▶ WHAT IS REQUIRED:
Extract the full set of records that follows, word for word.

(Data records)

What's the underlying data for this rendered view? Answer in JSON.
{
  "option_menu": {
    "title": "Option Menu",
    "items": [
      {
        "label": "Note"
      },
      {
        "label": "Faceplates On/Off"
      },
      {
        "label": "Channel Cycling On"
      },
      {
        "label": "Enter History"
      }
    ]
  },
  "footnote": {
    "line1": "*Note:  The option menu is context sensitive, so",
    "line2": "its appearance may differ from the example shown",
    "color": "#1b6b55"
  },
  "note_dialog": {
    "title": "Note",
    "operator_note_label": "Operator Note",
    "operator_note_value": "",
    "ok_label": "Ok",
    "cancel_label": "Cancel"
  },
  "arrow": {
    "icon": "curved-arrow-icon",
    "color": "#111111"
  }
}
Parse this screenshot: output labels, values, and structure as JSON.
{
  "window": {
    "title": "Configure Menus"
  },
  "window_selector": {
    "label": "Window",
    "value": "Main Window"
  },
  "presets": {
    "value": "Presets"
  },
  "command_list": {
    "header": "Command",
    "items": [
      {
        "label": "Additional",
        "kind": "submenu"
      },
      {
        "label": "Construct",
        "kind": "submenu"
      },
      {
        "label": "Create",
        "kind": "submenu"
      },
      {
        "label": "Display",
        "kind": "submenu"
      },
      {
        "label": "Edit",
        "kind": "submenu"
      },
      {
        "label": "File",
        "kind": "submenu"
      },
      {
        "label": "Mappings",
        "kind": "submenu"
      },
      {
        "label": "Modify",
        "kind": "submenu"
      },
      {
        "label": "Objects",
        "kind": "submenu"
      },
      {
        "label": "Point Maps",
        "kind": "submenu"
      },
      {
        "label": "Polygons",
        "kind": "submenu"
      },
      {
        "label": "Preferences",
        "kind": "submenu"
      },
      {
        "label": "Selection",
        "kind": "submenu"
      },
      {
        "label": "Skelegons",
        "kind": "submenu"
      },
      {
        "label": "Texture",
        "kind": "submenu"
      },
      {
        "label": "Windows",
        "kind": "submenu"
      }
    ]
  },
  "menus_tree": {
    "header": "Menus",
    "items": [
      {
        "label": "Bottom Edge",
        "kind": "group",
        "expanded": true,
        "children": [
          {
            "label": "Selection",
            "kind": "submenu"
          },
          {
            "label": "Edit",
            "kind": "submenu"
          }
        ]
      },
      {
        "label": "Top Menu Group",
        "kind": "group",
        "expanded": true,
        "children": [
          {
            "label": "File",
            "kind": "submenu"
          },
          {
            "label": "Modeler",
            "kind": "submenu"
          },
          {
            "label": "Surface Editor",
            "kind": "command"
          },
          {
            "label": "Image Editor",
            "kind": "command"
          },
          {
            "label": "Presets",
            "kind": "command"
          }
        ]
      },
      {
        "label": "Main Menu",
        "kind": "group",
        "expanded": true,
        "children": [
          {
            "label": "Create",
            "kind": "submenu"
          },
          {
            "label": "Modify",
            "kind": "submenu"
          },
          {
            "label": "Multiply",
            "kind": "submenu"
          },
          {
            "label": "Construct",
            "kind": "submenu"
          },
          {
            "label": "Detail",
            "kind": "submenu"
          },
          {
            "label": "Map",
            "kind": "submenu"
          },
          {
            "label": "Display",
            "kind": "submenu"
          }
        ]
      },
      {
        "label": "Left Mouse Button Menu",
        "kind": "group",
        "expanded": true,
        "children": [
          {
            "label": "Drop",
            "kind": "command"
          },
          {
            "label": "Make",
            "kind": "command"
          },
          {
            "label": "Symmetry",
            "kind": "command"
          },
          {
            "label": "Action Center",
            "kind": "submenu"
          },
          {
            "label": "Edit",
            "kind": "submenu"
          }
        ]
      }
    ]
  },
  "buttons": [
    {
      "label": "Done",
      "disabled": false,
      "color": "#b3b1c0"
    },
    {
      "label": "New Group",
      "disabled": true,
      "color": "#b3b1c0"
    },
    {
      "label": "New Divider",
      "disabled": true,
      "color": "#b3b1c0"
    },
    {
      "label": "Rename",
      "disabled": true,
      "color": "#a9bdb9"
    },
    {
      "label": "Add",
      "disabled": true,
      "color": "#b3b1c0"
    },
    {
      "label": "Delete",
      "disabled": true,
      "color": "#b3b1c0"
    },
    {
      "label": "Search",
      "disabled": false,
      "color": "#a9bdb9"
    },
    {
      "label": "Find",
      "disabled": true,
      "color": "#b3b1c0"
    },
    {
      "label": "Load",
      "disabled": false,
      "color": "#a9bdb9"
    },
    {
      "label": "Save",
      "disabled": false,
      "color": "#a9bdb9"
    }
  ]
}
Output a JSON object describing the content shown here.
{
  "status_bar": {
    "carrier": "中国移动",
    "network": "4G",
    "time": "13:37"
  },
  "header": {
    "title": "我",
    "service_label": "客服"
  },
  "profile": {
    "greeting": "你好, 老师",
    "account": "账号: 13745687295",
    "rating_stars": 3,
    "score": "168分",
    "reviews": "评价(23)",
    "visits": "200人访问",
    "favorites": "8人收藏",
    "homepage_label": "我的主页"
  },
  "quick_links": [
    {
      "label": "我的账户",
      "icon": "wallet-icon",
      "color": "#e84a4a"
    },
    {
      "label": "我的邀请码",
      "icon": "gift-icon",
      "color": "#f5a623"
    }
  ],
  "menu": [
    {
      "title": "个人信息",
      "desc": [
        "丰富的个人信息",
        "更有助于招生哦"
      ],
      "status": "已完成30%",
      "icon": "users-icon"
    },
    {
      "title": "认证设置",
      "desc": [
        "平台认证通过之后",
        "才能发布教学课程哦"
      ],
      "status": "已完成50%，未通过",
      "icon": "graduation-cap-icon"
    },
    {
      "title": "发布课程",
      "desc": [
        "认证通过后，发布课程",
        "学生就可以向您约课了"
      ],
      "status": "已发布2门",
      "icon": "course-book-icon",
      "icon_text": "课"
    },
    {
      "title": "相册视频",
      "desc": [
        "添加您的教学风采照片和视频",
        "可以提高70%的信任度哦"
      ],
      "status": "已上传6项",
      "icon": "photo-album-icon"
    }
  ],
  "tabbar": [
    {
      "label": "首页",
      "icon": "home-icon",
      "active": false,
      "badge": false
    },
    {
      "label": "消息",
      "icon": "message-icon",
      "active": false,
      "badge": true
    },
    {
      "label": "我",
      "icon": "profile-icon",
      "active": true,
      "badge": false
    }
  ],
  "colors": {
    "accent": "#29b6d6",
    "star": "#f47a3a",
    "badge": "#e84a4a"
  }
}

▶ CORRECT ANSWER:
What's the underlying data for this rendered view? Answer in JSON.
{
  "option_menu": {
    "title": "Option Menu",
    "items": [
      {
        "label": "Note"
      },
      {
        "label": "Faceplates On/Off"
      },
      {
        "label": "Channel Cycling On"
      },
      {
        "label": "Enter History"
      }
    ]
  },
  "footnote": {
    "line1": "*Note:  The option menu is context sensitive, so",
    "line2": "its appearance may differ from the example shown",
    "color": "#1b6b55"
  },
  "note_dialog": {
    "title": "Note",
    "operator_note_label": "Operator Note",
    "operator_note_value": "",
    "ok_label": "Ok",
    "cancel_label": "Cancel"
  },
  "arrow": {
    "icon": "curved-arrow-icon",
    "color": "#111111"
  }
}
Parse this screenshot: output labels, values, and structure as JSON.
{
  "window": {
    "title": "Configure Menus"
  },
  "window_selector": {
    "label": "Window",
    "value": "Main Window"
  },
  "presets": {
    "value": "Presets"
  },
  "command_list": {
    "header": "Command",
    "items": [
      {
        "label": "Additional",
        "kind": "submenu"
      },
      {
        "label": "Construct",
        "kind": "submenu"
      },
      {
        "label": "Create",
        "kind": "submenu"
      },
      {
        "label": "Display",
        "kind": "submenu"
      },
      {
        "label": "Edit",
        "kind": "submenu"
      },
      {
        "label": "File",
        "kind": "submenu"
      },
      {
        "label": "Mappings",
        "kind": "submenu"
      },
      {
        "label": "Modify",
        "kind": "submenu"
      },
      {
        "label": "Objects",
        "kind": "submenu"
      },
      {
        "label": "Point Maps",
        "kind": "submenu"
      },
      {
        "label": "Polygons",
        "kind": "submenu"
      },
      {
        "label": "Preferences",
        "kind": "submenu"
      },
      {
        "label": "Selection",
        "kind": "submenu"
      },
      {
        "label": "Skelegons",
        "kind": "submenu"
      },
      {
        "label": "Texture",
        "kind": "submenu"
      },
      {
        "label": "Windows",
        "kind": "submenu"
      }
    ]
  },
  "menus_tree": {
    "header": "Menus",
    "items": [
      {
        "label": "Bottom Edge",
        "kind": "group",
        "expanded": true,
        "children": [
          {
            "label": "Selection",
            "kind": "submenu"
          },
          {
            "label": "Edit",
            "kind": "submenu"
          }
        ]
      },
      {
        "label": "Top Menu Group",
        "kind": "group",
        "expanded": true,
        "children": [
          {
            "label": "File",
            "kind": "submenu"
          },
          {
            "label": "Modeler",
            "kind": "submenu"
          },
          {
            "label": "Surface Editor",
            "kind": "command"
          },
          {
            "label": "Image Editor",
            "kind": "command"
          },
          {
            "label": "Presets",
            "kind": "command"
          }
        ]
      },
      {
        "label": "Main Menu",
        "kind": "group",
        "expanded": true,
        "children": [
          {
            "label": "Create",
            "kind": "submenu"
          },
          {
            "label": "Modify",
            "kind": "submenu"
          },
          {
            "label": "Multiply",
            "kind": "submenu"
          },
          {
            "label": "Construct",
            "kind": "submenu"
          },
          {
            "label": "Detail",
            "kind": "submenu"
          },
          {
            "label": "Map",
            "kind": "submenu"
          },
          {
            "label": "Display",
            "kind": "submenu"
          }
        ]
      },
      {
        "label": "Left Mouse Button Menu",
        "kind": "group",
        "expanded": true,
        "children": [
          {
            "label": "Drop",
            "kind": "command"
          },
          {
            "label": "Make",
            "kind": "command"
          },
          {
            "label": "Symmetry",
            "kind": "command"
          },
          {
            "label": "Action Center",
            "kind": "submenu"
          },
          {
            "label": "Edit",
            "kind": "submenu"
          }
        ]
      }
    ]
  },
  "buttons": [
    {
      "label": "Done",
      "disabled": false,
      "color": "#b3b1c0"
    },
    {
      "label": "New Group",
      "disabled": true,
      "color": "#b3b1c0"
    },
    {
      "label": "New Divider",
      "disabled": true,
      "color": "#b3b1c0"
    },
    {
      "label": "Rename",
      "disabled": true,
      "color": "#a9bdb9"
    },
    {
      "label": "Add",
      "disabled": true,
      "color": "#b3b1c0"
    },
    {
      "label": "Delete",
      "disabled": true,
      "color": "#b3b1c0"
    },
    {
      "label": "Search",
      "disabled": false,
      "color": "#a9bdb9"
    },
    {
      "label": "Find",
      "disabled": true,
      "color": "#b3b1c0"
    },
    {
      "label": "Load",
      "disabled": false,
      "color": "#a9bdb9"
    },
    {
      "label": "Save",
      "disabled": false,
      "color": "#a9bdb9"
    }
  ]
}
Output a JSON object describing the content shown here.
{
  "status_bar": {
    "carrier": "中国移动",
    "network": "4G",
    "time": "13:37"
  },
  "header": {
    "title": "我",
    "service_label": "客服"
  },
  "profile": {
    "greeting": "你好, 老师",
    "account": "账号: 13745687295",
    "rating_stars": 3,
    "score": "168分",
    "reviews": "评价(23)",
    "visits": "200人访问",
    "favorites": "8人收藏",
    "homepage_label": "我的主页"
  },
  "quick_links": [
    {
      "label": "我的账户",
      "icon": "wallet-icon",
      "color": "#e84a4a"
    },
    {
      "label": "我的邀请码",
      "icon": "gift-icon",
      "color": "#f5a623"
    }
  ],
  "menu": [
    {
      "title": "个人信息",
      "desc": [
        "丰富的个人信息",
        "更有助于招生哦"
      ],
      "status": "已完成30%",
      "icon": "users-icon"
    },
    {
      "title": "认证设置",
      "desc": [
        "平台认证通过之后",
        "才能发布教学课程哦"
      ],
      "status": "已完成50%，未通过",
      "icon": "graduation-cap-icon"
    },
    {
      "title": "发布课程",
      "desc": [
        "认证通过后，发布课程",
        "学生就可以向您约课了"
      ],
      "status": "已发布2门",
      "icon": "course-book-icon",
      "icon_text": "课"
    },
    {
      "title": "相册视频",
      "desc": [
        "添加您的教学风采照片和视频",
        "可以提高70%的信任度哦"
      ],
      "status": "已上传6项",
      "icon": "photo-album-icon"
    }
  ],
  "tabbar": [
    {
      "label": "首页",
      "icon": "home-icon",
      "active": false,
      "badge": false
    },
    {
      "label": "消息",
      "icon": "message-icon",
      "active": false,
      "badge": true
    },
    {
      "label": "我",
      "icon": "profile-icon",
      "active": true,
      "badge": false
    }
  ],
  "colors": {
    "accent": "#29b6d6",
    "star": "#f47a3a",
    "badge": "#e84a4a"
  }
}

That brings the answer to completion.